Objective
Omit every picture and write out the rest of the records exactly.

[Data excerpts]

** begin **

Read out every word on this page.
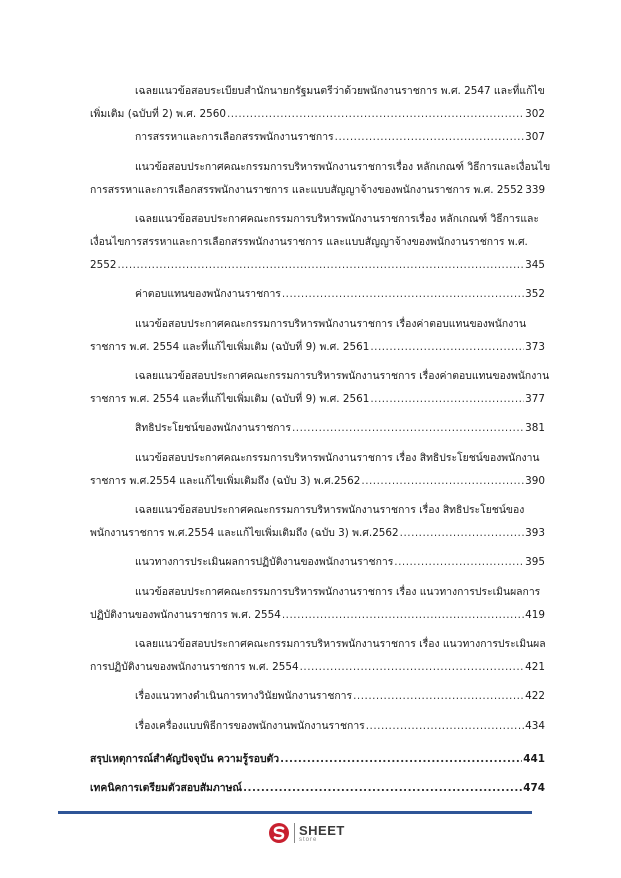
เฉลยแนวข้อสอบระเบียบสำนักนายกรัฐมนตรีว่าด้วยพนักงานราชการ พ.ศ. 2547 และที่แก้ไข
เพิ่มเติม (ฉบับที่ 2) พ.ศ. 2560 .....	302
การสรรหาและการเลือกสรรพนักงานราชการ .....	307
แนวข้อสอบประกาศคณะกรรมการบริหารพนักงานราชการเรื่อง หลักเกณฑ์ วิธีการและเงื่อนไข
การสรรหาและการเลือกสรรพนักงานราชการ และแบบสัญญาจ้างของพนักงานราชการ พ.ศ. 2552 339
เฉลยแนวข้อสอบประกาศคณะกรรมการบริหารพนักงานราชการเรื่อง หลักเกณฑ์ วิธีการและ
เงื่อนไขการสรรหาและการเลือกสรรพนักงานราชการ และแบบสัญญาจ้างของพนักงานราชการ พ.ศ.
2552 .....	345
ค่าตอบแทนของพนักงานราชการ .....	352
แนวข้อสอบประกาศคณะกรรมการบริหารพนักงานราชการ เรื่องค่าตอบแทนของพนักงาน
ราชการ พ.ศ. 2554 และที่แก้ไขเพิ่มเติม (ฉบับที่ 9) พ.ศ. 2561 .....	373
เฉลยแนวข้อสอบประกาศคณะกรรมการบริหารพนักงานราชการ เรื่องค่าตอบแทนของพนักงาน
ราชการ พ.ศ. 2554 และที่แก้ไขเพิ่มเติม (ฉบับที่ 9) พ.ศ. 2561 .....	377
สิทธิประโยชน์ของพนักงานราชการ .....	381
แนวข้อสอบประกาศคณะกรรมการบริหารพนักงานราชการ เรื่อง สิทธิประโยชน์ของพนักงาน
ราชการ พ.ศ.2554 และแก้ไขเพิ่มเติมถึง (ฉบับ 3) พ.ศ.2562 .....	390
เฉลยแนวข้อสอบประกาศคณะกรรมการบริหารพนักงานราชการ เรื่อง สิทธิประโยชน์ของ
พนักงานราชการ พ.ศ.2554 และแก้ไขเพิ่มเติมถึง (ฉบับ 3) พ.ศ.2562 .....	393
แนวทางการประเมินผลการปฏิบัติงานของพนักงานราชการ .....	395
แนวข้อสอบประกาศคณะกรรมการบริหารพนักงานราชการ เรื่อง แนวทางการประเมินผลการ
ปฏิบัติงานของพนักงานราชการ พ.ศ. 2554 .....	419
เฉลยแนวข้อสอบประกาศคณะกรรมการบริหารพนักงานราชการ เรื่อง แนวทางการประเมินผล
การปฏิบัติงานของพนักงานราชการ พ.ศ. 2554 .....	421
เรื่องแนวทางดำเนินการทางวินัยพนักงานราชการ .....	422
เรื่องเครื่องแบบพิธีการของพนักงานพนักงานราชการ .....	434
สรุปเหตุการณ์สำคัญปัจจุบัน ความรู้รอบตัว .....	441
เทคนิคการเตรียมตัวสอบสัมภาษณ์ .....	474
SHEET
store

** end **

Correct answer
Read out every word on this page.
เฉลยแนวข้อสอบระเบียบสำนักนายกรัฐมนตรีว่าด้วยพนักงานราชการ พ.ศ. 2547 และที่แก้ไข
เพิ่มเติม (ฉบับที่ 2) พ.ศ. 2560 .....	302
การสรรหาและการเลือกสรรพนักงานราชการ .....	307
แนวข้อสอบประกาศคณะกรรมการบริหารพนักงานราชการเรื่อง หลักเกณฑ์ วิธีการและเงื่อนไข
การสรรหาและการเลือกสรรพนักงานราชการ และแบบสัญญาจ้างของพนักงานราชการ พ.ศ. 2552 339
เฉลยแนวข้อสอบประกาศคณะกรรมการบริหารพนักงานราชการเรื่อง หลักเกณฑ์ วิธีการและ
เงื่อนไขการสรรหาและการเลือกสรรพนักงานราชการ และแบบสัญญาจ้างของพนักงานราชการ พ.ศ.
2552 .....	345
ค่าตอบแทนของพนักงานราชการ .....	352
แนวข้อสอบประกาศคณะกรรมการบริหารพนักงานราชการ เรื่องค่าตอบแทนของพนักงาน
ราชการ พ.ศ. 2554 และที่แก้ไขเพิ่มเติม (ฉบับที่ 9) พ.ศ. 2561 .....	373
เฉลยแนวข้อสอบประกาศคณะกรรมการบริหารพนักงานราชการ เรื่องค่าตอบแทนของพนักงาน
ราชการ พ.ศ. 2554 และที่แก้ไขเพิ่มเติม (ฉบับที่ 9) พ.ศ. 2561 .....	377
สิทธิประโยชน์ของพนักงานราชการ .....	381
แนวข้อสอบประกาศคณะกรรมการบริหารพนักงานราชการ เรื่อง สิทธิประโยชน์ของพนักงาน
ราชการ พ.ศ.2554 และแก้ไขเพิ่มเติมถึง (ฉบับ 3) พ.ศ.2562 .....	390
เฉลยแนวข้อสอบประกาศคณะกรรมการบริหารพนักงานราชการ เรื่อง สิทธิประโยชน์ของ
พนักงานราชการ พ.ศ.2554 และแก้ไขเพิ่มเติมถึง (ฉบับ 3) พ.ศ.2562 .....	393
แนวทางการประเมินผลการปฏิบัติงานของพนักงานราชการ .....	395
แนวข้อสอบประกาศคณะกรรมการบริหารพนักงานราชการ เรื่อง แนวทางการประเมินผลการ
ปฏิบัติงานของพนักงานราชการ พ.ศ. 2554 .....	419
เฉลยแนวข้อสอบประกาศคณะกรรมการบริหารพนักงานราชการ เรื่อง แนวทางการประเมินผล
การปฏิบัติงานของพนักงานราชการ พ.ศ. 2554 .....	421
เรื่องแนวทางดำเนินการทางวินัยพนักงานราชการ .....	422
เรื่องเครื่องแบบพิธีการของพนักงานพนักงานราชการ .....	434
สรุปเหตุการณ์สำคัญปัจจุบัน ความรู้รอบตัว .....	441
เทคนิคการเตรียมตัวสอบสัมภาษณ์ .....	474
SHEET
store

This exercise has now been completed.